Directive —
Search the data for the string "images" and gather each line it is in.

(Data records)
>> Begin

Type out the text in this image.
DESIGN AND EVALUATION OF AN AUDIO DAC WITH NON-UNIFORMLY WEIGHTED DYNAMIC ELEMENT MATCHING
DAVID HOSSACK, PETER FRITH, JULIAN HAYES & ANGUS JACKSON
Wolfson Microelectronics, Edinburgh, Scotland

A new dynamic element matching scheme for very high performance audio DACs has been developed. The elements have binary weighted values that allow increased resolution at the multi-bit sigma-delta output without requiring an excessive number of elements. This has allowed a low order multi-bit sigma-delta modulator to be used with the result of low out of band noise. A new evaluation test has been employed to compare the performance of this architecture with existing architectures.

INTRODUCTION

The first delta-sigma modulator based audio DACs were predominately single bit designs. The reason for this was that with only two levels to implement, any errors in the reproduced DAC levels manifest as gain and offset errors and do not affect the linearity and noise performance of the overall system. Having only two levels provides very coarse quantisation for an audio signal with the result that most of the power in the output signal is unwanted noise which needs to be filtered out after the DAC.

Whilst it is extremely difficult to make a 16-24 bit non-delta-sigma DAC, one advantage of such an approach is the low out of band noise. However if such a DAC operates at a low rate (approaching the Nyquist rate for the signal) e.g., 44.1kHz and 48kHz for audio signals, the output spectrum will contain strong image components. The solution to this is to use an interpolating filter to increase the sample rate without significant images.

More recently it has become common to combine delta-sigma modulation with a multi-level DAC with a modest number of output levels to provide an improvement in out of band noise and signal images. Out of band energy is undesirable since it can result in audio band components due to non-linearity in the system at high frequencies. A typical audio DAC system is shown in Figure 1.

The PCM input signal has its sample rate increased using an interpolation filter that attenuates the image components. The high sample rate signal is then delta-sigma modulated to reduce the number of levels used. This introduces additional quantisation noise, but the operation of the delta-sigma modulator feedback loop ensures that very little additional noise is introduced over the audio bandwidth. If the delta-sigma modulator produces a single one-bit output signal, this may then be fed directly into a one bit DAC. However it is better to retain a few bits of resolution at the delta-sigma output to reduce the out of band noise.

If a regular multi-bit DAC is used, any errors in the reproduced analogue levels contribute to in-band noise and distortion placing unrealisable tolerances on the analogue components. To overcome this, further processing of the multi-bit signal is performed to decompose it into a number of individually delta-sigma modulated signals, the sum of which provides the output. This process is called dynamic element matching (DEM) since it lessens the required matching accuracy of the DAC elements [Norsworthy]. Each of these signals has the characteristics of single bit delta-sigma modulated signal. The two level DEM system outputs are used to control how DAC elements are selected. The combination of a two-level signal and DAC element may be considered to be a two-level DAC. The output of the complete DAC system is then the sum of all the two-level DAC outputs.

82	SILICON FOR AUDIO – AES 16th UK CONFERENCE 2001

>> End

Task response —
Whilst it is extremely difficult to make a 16-24 bit non-delta-sigma DAC, one advantage of such an approach is the low out of band noise. However if such a DAC operates at a low rate (approaching the Nyquist rate for the signal) e.g., 44.1kHz and 48kHz for audio signals, the output spectrum will contain strong image components. The solution to this is to use an interpolating filter to increase the sample rate without significant images.
More recently it has become common to combine delta-sigma modulation with a multi-level DAC with a modest number of output levels to provide an improvement in out of band noise and signal images. Out of band energy is undesirable since it can result in audio band components due to non-linearity in the system at high frequencies. A typical audio DAC system is shown in Figure 1.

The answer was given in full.